# Written request
Search the material for the string "name", then return every line where it is found.

Extracts from a graphics dataset:
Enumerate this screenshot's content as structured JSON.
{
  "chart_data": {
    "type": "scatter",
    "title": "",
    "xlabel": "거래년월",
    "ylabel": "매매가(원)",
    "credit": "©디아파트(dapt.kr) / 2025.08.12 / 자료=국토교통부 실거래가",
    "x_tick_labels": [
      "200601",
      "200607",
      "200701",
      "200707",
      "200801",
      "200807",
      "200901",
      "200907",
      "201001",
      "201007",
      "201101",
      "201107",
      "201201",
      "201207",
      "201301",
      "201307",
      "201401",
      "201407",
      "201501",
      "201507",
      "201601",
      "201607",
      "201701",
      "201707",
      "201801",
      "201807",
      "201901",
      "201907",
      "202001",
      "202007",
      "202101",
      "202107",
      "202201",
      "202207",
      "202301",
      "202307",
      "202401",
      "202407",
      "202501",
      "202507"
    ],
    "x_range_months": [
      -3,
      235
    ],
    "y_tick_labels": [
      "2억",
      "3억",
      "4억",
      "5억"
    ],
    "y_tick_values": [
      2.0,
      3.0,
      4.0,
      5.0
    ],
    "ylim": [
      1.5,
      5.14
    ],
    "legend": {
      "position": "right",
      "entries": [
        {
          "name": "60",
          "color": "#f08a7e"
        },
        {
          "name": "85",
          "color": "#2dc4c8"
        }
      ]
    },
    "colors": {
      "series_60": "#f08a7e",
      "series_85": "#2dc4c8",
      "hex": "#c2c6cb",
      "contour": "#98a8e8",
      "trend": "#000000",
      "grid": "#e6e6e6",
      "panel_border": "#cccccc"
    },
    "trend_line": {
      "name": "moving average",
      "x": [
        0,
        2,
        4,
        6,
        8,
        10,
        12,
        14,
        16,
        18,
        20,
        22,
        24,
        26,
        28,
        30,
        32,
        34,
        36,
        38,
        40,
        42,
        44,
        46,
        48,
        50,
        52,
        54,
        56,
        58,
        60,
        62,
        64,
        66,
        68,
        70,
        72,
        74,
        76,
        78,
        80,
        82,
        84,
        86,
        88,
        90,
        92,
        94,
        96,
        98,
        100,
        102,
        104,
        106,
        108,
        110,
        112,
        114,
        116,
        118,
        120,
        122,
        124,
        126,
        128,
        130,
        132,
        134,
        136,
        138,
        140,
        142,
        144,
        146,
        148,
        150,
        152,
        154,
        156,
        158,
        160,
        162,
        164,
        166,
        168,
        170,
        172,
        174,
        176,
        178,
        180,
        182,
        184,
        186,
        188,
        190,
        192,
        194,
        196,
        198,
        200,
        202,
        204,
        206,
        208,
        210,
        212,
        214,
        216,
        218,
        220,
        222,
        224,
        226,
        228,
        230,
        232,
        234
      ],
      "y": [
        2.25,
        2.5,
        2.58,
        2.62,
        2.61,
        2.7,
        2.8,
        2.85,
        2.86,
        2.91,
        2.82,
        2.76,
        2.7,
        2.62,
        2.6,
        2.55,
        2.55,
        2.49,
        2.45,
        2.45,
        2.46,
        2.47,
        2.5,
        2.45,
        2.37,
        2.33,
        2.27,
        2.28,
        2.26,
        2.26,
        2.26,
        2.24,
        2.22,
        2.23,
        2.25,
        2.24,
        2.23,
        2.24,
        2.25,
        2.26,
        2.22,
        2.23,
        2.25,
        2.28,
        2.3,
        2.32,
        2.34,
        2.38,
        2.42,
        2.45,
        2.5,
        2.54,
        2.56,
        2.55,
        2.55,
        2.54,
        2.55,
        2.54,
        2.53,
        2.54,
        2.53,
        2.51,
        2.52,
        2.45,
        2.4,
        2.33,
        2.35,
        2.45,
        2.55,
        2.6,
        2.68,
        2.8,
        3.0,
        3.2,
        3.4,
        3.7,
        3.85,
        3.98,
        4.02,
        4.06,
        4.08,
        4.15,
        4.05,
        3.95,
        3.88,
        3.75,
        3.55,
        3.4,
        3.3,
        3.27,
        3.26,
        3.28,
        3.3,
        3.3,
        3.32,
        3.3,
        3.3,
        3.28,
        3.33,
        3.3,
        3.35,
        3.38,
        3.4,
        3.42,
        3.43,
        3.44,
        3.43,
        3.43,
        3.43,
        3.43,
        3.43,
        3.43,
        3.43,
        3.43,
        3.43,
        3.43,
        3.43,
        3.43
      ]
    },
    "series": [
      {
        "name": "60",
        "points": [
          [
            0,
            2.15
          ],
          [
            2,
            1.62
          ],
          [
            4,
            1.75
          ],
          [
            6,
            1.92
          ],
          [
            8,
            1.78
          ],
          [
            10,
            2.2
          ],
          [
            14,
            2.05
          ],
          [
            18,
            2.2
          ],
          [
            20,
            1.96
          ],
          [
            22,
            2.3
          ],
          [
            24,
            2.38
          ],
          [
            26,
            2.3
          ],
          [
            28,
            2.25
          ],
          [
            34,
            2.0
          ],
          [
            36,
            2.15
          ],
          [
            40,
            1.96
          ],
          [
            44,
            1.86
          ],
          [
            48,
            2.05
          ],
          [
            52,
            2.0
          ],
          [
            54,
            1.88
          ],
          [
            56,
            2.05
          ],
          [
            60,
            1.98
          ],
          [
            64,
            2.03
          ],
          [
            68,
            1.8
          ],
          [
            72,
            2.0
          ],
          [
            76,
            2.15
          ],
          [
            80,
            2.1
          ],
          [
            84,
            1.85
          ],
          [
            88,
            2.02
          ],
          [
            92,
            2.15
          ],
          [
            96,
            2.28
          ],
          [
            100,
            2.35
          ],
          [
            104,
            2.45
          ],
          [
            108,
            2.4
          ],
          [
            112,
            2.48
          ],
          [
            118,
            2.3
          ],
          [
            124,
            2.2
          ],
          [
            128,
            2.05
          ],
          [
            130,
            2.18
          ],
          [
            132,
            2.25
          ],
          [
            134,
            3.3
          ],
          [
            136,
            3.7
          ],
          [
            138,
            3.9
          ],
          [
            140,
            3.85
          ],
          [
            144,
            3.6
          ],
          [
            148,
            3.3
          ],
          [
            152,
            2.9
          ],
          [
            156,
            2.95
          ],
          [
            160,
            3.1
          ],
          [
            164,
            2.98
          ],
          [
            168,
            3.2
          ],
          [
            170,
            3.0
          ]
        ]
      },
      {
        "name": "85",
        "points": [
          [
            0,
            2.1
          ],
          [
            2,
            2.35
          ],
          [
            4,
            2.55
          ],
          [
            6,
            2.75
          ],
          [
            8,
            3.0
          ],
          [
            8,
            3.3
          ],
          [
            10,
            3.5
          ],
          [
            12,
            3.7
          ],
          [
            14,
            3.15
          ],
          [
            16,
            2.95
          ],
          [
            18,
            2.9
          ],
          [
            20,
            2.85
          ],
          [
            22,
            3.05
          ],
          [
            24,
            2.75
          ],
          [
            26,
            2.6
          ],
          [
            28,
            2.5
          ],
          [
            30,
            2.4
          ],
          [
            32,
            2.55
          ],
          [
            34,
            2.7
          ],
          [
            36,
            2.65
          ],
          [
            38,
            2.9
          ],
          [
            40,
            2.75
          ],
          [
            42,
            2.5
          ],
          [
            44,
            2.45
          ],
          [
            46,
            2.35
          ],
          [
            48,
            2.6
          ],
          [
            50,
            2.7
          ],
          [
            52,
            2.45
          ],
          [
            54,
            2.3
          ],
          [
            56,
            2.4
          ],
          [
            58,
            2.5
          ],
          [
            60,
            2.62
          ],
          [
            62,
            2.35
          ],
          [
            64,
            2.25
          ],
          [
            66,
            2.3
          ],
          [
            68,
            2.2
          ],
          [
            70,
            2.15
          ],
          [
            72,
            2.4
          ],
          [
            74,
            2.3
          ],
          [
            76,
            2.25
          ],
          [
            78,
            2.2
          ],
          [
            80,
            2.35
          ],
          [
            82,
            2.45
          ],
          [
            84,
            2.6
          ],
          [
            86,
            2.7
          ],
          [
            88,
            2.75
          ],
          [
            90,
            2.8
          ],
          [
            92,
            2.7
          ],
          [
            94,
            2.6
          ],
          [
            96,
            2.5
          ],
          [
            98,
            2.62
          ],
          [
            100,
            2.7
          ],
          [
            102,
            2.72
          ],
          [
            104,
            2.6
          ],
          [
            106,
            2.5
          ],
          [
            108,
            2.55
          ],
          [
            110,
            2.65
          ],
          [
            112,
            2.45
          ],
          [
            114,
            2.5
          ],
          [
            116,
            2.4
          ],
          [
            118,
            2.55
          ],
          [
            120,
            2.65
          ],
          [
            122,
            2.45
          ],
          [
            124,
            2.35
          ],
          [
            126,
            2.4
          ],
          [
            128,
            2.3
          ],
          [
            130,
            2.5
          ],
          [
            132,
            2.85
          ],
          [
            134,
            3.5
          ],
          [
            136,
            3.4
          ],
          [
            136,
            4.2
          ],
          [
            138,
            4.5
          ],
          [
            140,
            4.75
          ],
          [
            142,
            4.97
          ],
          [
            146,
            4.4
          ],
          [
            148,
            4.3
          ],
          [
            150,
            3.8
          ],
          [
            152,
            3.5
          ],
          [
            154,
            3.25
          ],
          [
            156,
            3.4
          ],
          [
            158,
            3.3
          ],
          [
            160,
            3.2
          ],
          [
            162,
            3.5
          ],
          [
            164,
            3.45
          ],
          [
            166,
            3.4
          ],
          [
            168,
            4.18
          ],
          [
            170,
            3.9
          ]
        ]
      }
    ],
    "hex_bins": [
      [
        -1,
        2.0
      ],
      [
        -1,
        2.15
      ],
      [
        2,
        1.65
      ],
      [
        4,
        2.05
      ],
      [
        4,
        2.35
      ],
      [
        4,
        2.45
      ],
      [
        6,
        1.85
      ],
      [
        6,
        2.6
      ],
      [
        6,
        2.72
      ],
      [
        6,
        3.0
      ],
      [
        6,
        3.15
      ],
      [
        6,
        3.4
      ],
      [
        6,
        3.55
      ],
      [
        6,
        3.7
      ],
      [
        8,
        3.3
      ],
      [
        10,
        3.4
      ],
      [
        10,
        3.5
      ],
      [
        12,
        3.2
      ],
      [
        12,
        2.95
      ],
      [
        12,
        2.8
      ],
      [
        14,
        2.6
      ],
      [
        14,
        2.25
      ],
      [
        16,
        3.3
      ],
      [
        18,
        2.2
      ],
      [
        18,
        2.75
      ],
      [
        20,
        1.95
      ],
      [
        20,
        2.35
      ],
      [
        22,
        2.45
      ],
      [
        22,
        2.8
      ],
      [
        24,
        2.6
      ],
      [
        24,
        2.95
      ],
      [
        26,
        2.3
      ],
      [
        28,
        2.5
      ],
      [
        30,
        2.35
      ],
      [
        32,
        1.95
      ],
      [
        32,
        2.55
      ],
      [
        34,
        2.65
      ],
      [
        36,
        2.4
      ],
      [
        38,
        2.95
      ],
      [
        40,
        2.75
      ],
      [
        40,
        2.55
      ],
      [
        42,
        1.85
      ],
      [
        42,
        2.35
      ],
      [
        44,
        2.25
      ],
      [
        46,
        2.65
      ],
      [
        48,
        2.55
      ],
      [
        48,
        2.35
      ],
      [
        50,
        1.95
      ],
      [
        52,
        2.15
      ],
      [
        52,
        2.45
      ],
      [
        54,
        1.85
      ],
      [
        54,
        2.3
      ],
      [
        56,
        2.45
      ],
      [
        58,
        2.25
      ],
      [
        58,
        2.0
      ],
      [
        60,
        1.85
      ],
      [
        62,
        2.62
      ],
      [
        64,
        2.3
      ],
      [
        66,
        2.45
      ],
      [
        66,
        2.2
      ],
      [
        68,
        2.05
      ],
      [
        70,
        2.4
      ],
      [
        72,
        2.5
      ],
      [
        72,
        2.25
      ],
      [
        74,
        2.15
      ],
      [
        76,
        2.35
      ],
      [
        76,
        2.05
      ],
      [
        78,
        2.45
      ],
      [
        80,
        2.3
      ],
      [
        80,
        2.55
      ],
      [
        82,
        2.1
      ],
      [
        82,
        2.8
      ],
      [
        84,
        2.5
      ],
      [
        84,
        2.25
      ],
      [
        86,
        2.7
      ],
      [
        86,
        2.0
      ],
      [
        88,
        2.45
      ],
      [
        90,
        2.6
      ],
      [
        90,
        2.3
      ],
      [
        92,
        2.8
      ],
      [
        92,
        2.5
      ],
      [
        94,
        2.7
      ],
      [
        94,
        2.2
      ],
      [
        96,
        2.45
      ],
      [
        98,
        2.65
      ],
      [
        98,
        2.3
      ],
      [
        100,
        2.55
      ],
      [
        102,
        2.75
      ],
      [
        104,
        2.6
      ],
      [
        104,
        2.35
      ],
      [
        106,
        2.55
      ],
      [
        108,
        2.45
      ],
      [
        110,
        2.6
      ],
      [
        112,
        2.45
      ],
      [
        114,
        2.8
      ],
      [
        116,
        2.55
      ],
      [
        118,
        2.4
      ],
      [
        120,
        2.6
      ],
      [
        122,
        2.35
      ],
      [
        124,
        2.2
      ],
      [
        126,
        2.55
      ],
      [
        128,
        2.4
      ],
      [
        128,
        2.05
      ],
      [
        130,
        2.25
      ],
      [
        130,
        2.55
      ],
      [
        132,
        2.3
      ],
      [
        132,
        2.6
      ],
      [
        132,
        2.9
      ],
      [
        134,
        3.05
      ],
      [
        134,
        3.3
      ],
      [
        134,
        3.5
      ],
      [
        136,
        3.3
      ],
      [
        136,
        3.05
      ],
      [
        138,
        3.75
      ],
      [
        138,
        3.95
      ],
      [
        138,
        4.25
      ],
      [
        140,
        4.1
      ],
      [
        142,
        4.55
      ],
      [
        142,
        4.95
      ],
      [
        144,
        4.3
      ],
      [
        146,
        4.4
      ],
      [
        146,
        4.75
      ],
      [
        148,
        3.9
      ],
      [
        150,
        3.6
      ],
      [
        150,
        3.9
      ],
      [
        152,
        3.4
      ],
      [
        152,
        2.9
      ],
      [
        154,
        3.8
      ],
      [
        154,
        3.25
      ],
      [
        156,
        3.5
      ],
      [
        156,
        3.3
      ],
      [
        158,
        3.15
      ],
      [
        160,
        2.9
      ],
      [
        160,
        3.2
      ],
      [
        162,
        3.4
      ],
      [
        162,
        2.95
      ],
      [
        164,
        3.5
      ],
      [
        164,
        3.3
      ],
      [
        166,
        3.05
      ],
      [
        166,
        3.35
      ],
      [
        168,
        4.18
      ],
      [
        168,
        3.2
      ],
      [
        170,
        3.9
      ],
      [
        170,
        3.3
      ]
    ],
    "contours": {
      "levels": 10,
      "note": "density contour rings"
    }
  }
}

# Solution for this problem
          "name": "60",
          "name": "85",
      "name": "moving average",
        "name": "60",
        "name": "85",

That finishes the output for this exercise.